:: What you will do ::
Pictures in the records should not be copied, but every other part must be repeated exactly.

:: Records supplied ::
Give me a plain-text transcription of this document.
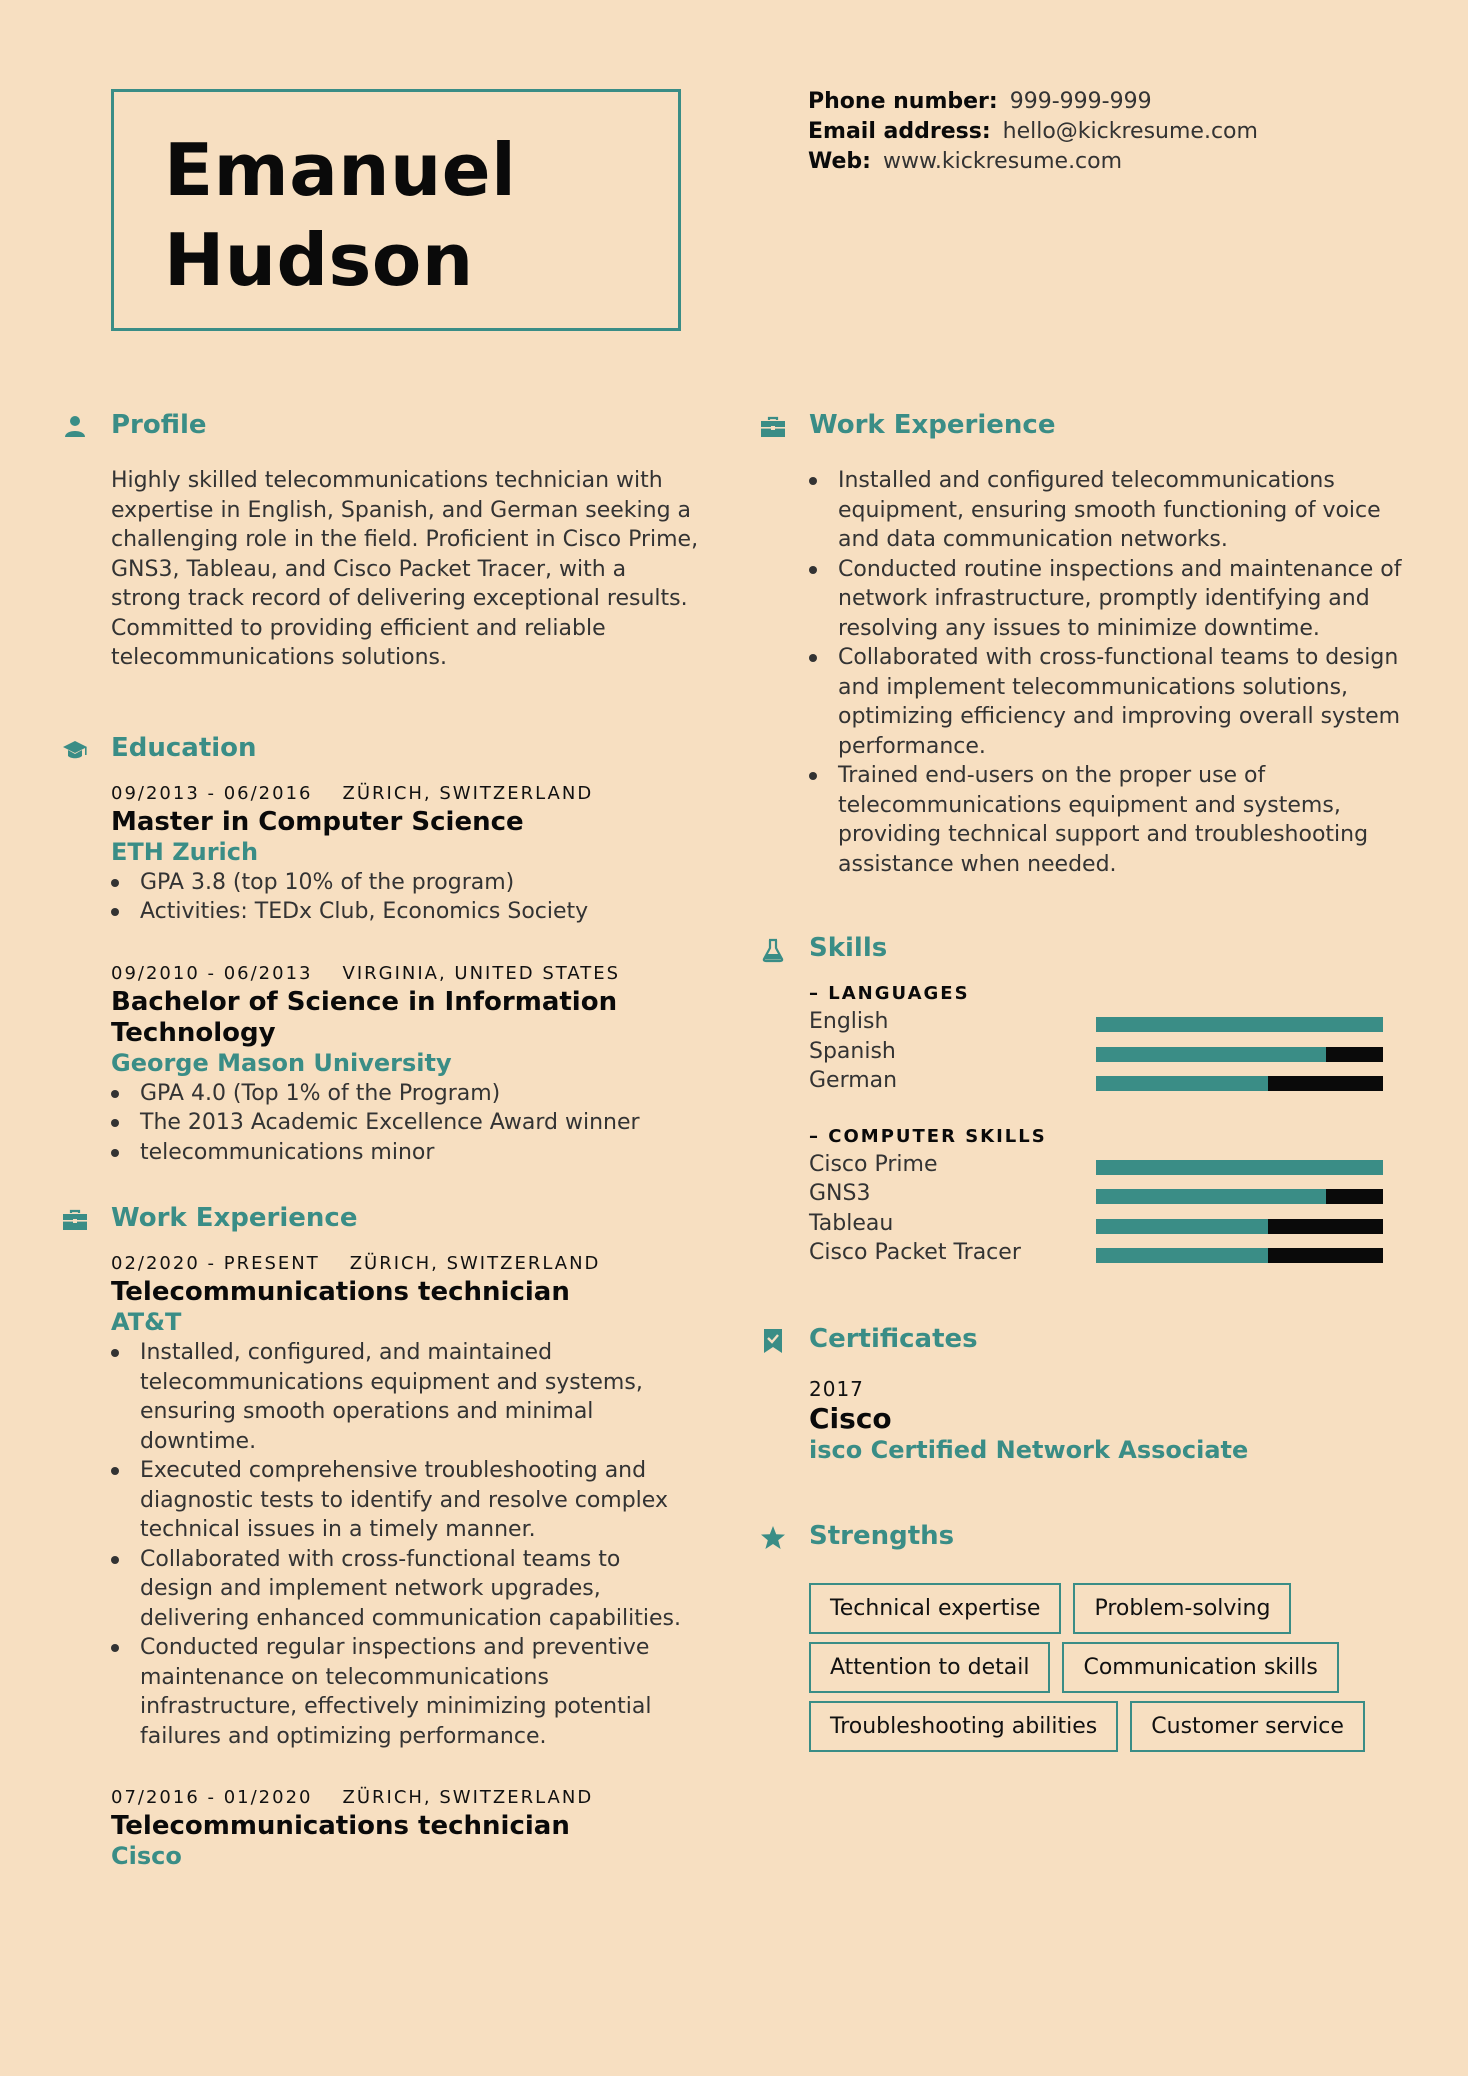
Emanuel
Hudson
Phone number: 999-999-999
Email address: hello@kickresume.com
Web: www.kickresume.com
Profile

Highly skilled telecommunications technician with expertise in English, Spanish, and German seeking a challenging role in the field. Proficient in Cisco Prime, GNS3, Tableau, and Cisco Packet Tracer, with a strong track record of delivering exceptional results. Committed to providing efficient and reliable telecommunications solutions.

Education
09/2013 - 06/2016 ZÜRICH, SWITZERLAND
Master in Computer Science
ETH Zurich
GPA 3.8 (top 10% of the program)
Activities: TEDx Club, Economics Society
09/2010 - 06/2013 VIRGINIA, UNITED STATES
Bachelor of Science in Information Technology
George Mason University
GPA 4.0 (Top 1% of the Program)
The 2013 Academic Excellence Award winner
telecommunications minor
Work Experience
02/2020 - PRESENT ZÜRICH, SWITZERLAND
Telecommunications technician
AT&T
Installed, configured, and maintained telecommunications equipment and systems, ensuring smooth operations and minimal downtime.
Executed comprehensive troubleshooting and diagnostic tests to identify and resolve complex technical issues in a timely manner.
Collaborated with cross-functional teams to design and implement network upgrades, delivering enhanced communication capabilities.
Conducted regular inspections and preventive maintenance on telecommunications infrastructure, effectively minimizing potential failures and optimizing performance.
07/2016 - 01/2020 ZÜRICH, SWITZERLAND
Telecommunications technician
Cisco
Work Experience
Installed and configured telecommunications equipment, ensuring smooth functioning of voice and data communication networks.
Conducted routine inspections and maintenance of network infrastructure, promptly identifying and resolving any issues to minimize downtime.
Collaborated with cross-functional teams to design and implement telecommunications solutions, optimizing efficiency and improving overall system performance.
Trained end-users on the proper use of telecommunications equipment and systems, providing technical support and troubleshooting assistance when needed.
Skills
– LANGUAGES
English
Spanish
German
– COMPUTER SKILLS
Cisco Prime
GNS3
Tableau
Cisco Packet Tracer
Certificates
2017
Cisco
isco Certified Network Associate
Strengths
Technical expertise	Problem-solving
Attention to detail	Communication skills
Troubleshooting abilities	Customer service
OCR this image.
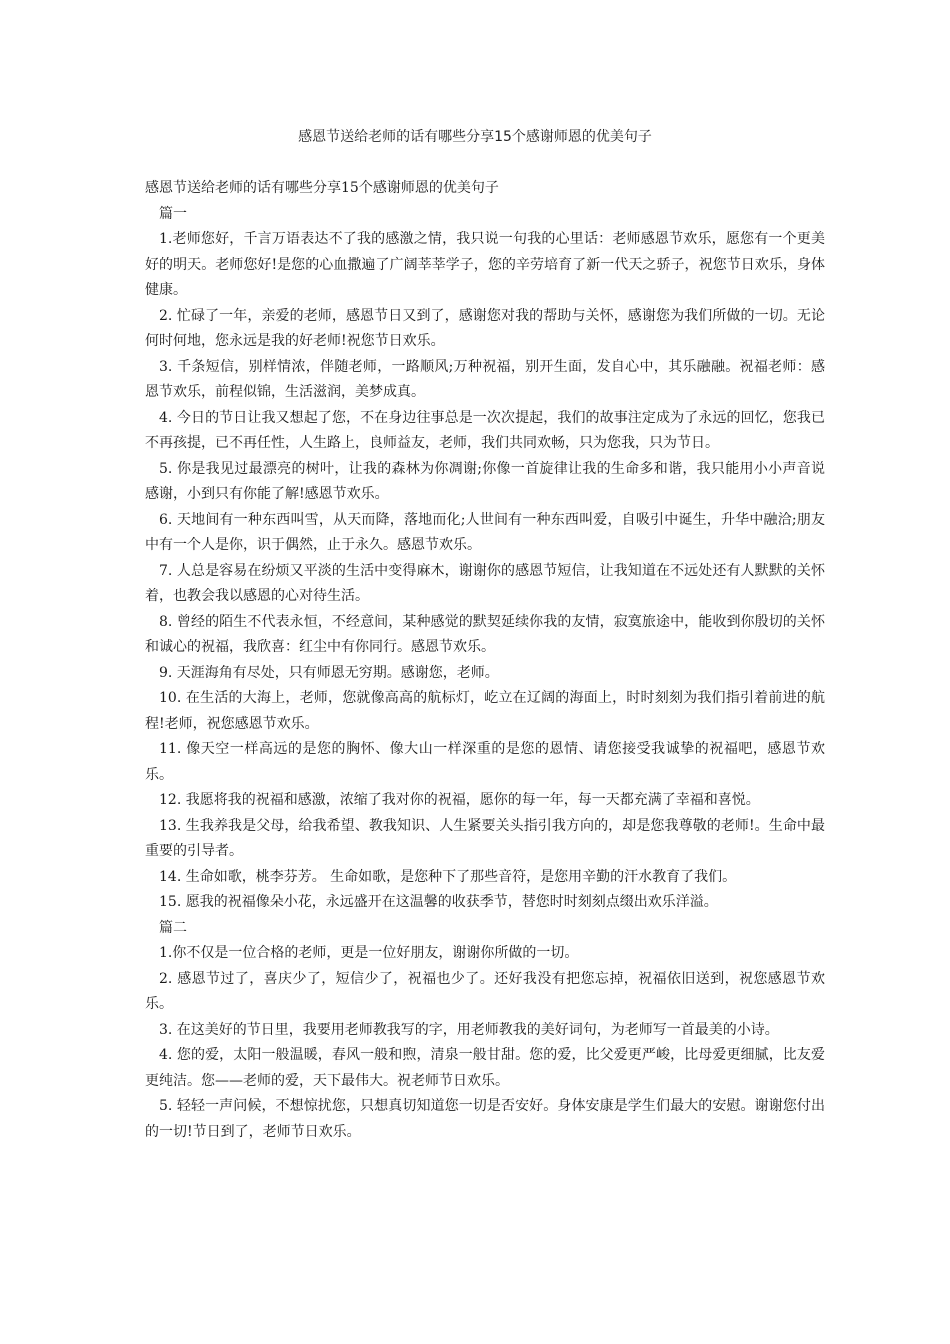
感恩节送给老师的话有哪些分享15个感谢师恩的优美句子

感恩节送给老师的话有哪些分享15个感谢师恩的优美句子

篇一

1.老师您好，千言万语表达不了我的感激之情，我只说一句我的心里话：老师感恩节欢乐，愿您有一个更美好的明天。老师您好!是您的心血撒遍了广阔莘莘学子，您的辛劳培育了新一代天之骄子，祝您节日欢乐，身体健康。

2. 忙碌了一年，亲爱的老师，感恩节日又到了，感谢您对我的帮助与关怀，感谢您为我们所做的一切。无论何时何地，您永远是我的好老师!祝您节日欢乐。

3. 千条短信，别样情浓，伴随老师，一路顺风;万种祝福，别开生面，发自心中，其乐融融。祝福老师：感恩节欢乐，前程似锦，生活滋润，美梦成真。

4. 今日的节日让我又想起了您，不在身边往事总是一次次提起，我们的故事注定成为了永远的回忆，您我已不再孩提，已不再任性，人生路上，良师益友，老师，我们共同欢畅，只为您我，只为节日。

5. 你是我见过最漂亮的树叶，让我的森林为你凋谢;你像一首旋律让我的生命多和谐，我只能用小小声音说感谢，小到只有你能了解!感恩节欢乐。

6. 天地间有一种东西叫雪，从天而降，落地而化;人世间有一种东西叫爱，自吸引中诞生，升华中融洽;朋友中有一个人是你，识于偶然，止于永久。感恩节欢乐。

7. 人总是容易在纷烦又平淡的生活中变得麻木，谢谢你的感恩节短信，让我知道在不远处还有人默默的关怀着，也教会我以感恩的心对待生活。

8. 曾经的陌生不代表永恒，不经意间，某种感觉的默契延续你我的友情，寂寞旅途中，能收到你殷切的关怀和诚心的祝福，我欣喜：红尘中有你同行。感恩节欢乐。

9. 天涯海角有尽处，只有师恩无穷期。感谢您，老师。

10. 在生活的大海上，老师，您就像高高的航标灯，屹立在辽阔的海面上，时时刻刻为我们指引着前进的航程!老师，祝您感恩节欢乐。

11. 像天空一样高远的是您的胸怀、像大山一样深重的是您的恩情、请您接受我诚挚的祝福吧，感恩节欢乐。

12. 我愿将我的祝福和感激，浓缩了我对你的祝福，愿你的每一年，每一天都充满了幸福和喜悦。

13. 生我养我是父母，给我希望、教我知识、人生紧要关头指引我方向的，却是您我尊敬的老师!。生命中最重要的引导者。

14. 生命如歌，桃李芬芳。 生命如歌，是您种下了那些音符，是您用辛勤的汗水教育了我们。

15. 愿我的祝福像朵小花，永远盛开在这温馨的收获季节，替您时时刻刻点缀出欢乐洋溢。

篇二

1.你不仅是一位合格的老师，更是一位好朋友，谢谢你所做的一切。

2. 感恩节过了，喜庆少了，短信少了，祝福也少了。还好我没有把您忘掉，祝福依旧送到，祝您感恩节欢乐。

3. 在这美好的节日里，我要用老师教我写的字，用老师教我的美好词句，为老师写一首最美的小诗。

4. 您的爱，太阳一般温暖，春风一般和煦，清泉一般甘甜。您的爱，比父爱更严峻，比母爱更细腻，比友爱更纯洁。您——老师的爱，天下最伟大。祝老师节日欢乐。

5. 轻轻一声问候，不想惊扰您，只想真切知道您一切是否安好。身体安康是学生们最大的安慰。谢谢您付出的一切!节日到了，老师节日欢乐。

:: Exercise response ::
Give me a plain-text transcription of this document.
Emanuel
Hudson
Phone number: 999-999-999
Email address: hello@kickresume.com
Web: www.kickresume.com
Profile

Highly skilled telecommunications technician with expertise in English, Spanish, and German seeking a challenging role in the field. Proficient in Cisco Prime, GNS3, Tableau, and Cisco Packet Tracer, with a strong track record of delivering exceptional results. Committed to providing efficient and reliable telecommunications solutions.

Education
09/2013 - 06/2016 ZÜRICH, SWITZERLAND
Master in Computer Science
ETH Zurich
GPA 3.8 (top 10% of the program)
Activities: TEDx Club, Economics Society
09/2010 - 06/2013 VIRGINIA, UNITED STATES
Bachelor of Science in Information Technology
George Mason University
GPA 4.0 (Top 1% of the Program)
The 2013 Academic Excellence Award winner
telecommunications minor
Work Experience
02/2020 - PRESENT ZÜRICH, SWITZERLAND
Telecommunications technician
AT&T
Installed, configured, and maintained telecommunications equipment and systems, ensuring smooth operations and minimal downtime.
Executed comprehensive troubleshooting and diagnostic tests to identify and resolve complex technical issues in a timely manner.
Collaborated with cross-functional teams to design and implement network upgrades, delivering enhanced communication capabilities.
Conducted regular inspections and preventive maintenance on telecommunications infrastructure, effectively minimizing potential failures and optimizing performance.
07/2016 - 01/2020 ZÜRICH, SWITZERLAND
Telecommunications technician
Cisco
Work Experience
Installed and configured telecommunications equipment, ensuring smooth functioning of voice and data communication networks.
Conducted routine inspections and maintenance of network infrastructure, promptly identifying and resolving any issues to minimize downtime.
Collaborated with cross-functional teams to design and implement telecommunications solutions, optimizing efficiency and improving overall system performance.
Trained end-users on the proper use of telecommunications equipment and systems, providing technical support and troubleshooting assistance when needed.
Skills
– LANGUAGES
English
Spanish
German
– COMPUTER SKILLS
Cisco Prime
GNS3
Tableau
Cisco Packet Tracer
Certificates
2017
Cisco
isco Certified Network Associate
Strengths
Technical expertise	Problem-solving
Attention to detail	Communication skills
Troubleshooting abilities	Customer service
OCR this image.
感恩节送给老师的话有哪些分享15个感谢师恩的优美句子

感恩节送给老师的话有哪些分享15个感谢师恩的优美句子

篇一

1.老师您好，千言万语表达不了我的感激之情，我只说一句我的心里话：老师感恩节欢乐，愿您有一个更美好的明天。老师您好!是您的心血撒遍了广阔莘莘学子，您的辛劳培育了新一代天之骄子，祝您节日欢乐，身体健康。

2. 忙碌了一年，亲爱的老师，感恩节日又到了，感谢您对我的帮助与关怀，感谢您为我们所做的一切。无论何时何地，您永远是我的好老师!祝您节日欢乐。

3. 千条短信，别样情浓，伴随老师，一路顺风;万种祝福，别开生面，发自心中，其乐融融。祝福老师：感恩节欢乐，前程似锦，生活滋润，美梦成真。

4. 今日的节日让我又想起了您，不在身边往事总是一次次提起，我们的故事注定成为了永远的回忆，您我已不再孩提，已不再任性，人生路上，良师益友，老师，我们共同欢畅，只为您我，只为节日。

5. 你是我见过最漂亮的树叶，让我的森林为你凋谢;你像一首旋律让我的生命多和谐，我只能用小小声音说感谢，小到只有你能了解!感恩节欢乐。

6. 天地间有一种东西叫雪，从天而降，落地而化;人世间有一种东西叫爱，自吸引中诞生，升华中融洽;朋友中有一个人是你，识于偶然，止于永久。感恩节欢乐。

7. 人总是容易在纷烦又平淡的生活中变得麻木，谢谢你的感恩节短信，让我知道在不远处还有人默默的关怀着，也教会我以感恩的心对待生活。

8. 曾经的陌生不代表永恒，不经意间，某种感觉的默契延续你我的友情，寂寞旅途中，能收到你殷切的关怀和诚心的祝福，我欣喜：红尘中有你同行。感恩节欢乐。

9. 天涯海角有尽处，只有师恩无穷期。感谢您，老师。

10. 在生活的大海上，老师，您就像高高的航标灯，屹立在辽阔的海面上，时时刻刻为我们指引着前进的航程!老师，祝您感恩节欢乐。

11. 像天空一样高远的是您的胸怀、像大山一样深重的是您的恩情、请您接受我诚挚的祝福吧，感恩节欢乐。

12. 我愿将我的祝福和感激，浓缩了我对你的祝福，愿你的每一年，每一天都充满了幸福和喜悦。

13. 生我养我是父母，给我希望、教我知识、人生紧要关头指引我方向的，却是您我尊敬的老师!。生命中最重要的引导者。

14. 生命如歌，桃李芬芳。 生命如歌，是您种下了那些音符，是您用辛勤的汗水教育了我们。

15. 愿我的祝福像朵小花，永远盛开在这温馨的收获季节，替您时时刻刻点缀出欢乐洋溢。

篇二

1.你不仅是一位合格的老师，更是一位好朋友，谢谢你所做的一切。

2. 感恩节过了，喜庆少了，短信少了，祝福也少了。还好我没有把您忘掉，祝福依旧送到，祝您感恩节欢乐。

3. 在这美好的节日里，我要用老师教我写的字，用老师教我的美好词句，为老师写一首最美的小诗。

4. 您的爱，太阳一般温暖，春风一般和煦，清泉一般甘甜。您的爱，比父爱更严峻，比母爱更细腻，比友爱更纯洁。您——老师的爱，天下最伟大。祝老师节日欢乐。

5. 轻轻一声问候，不想惊扰您，只想真切知道您一切是否安好。身体安康是学生们最大的安慰。谢谢您付出的一切!节日到了，老师节日欢乐。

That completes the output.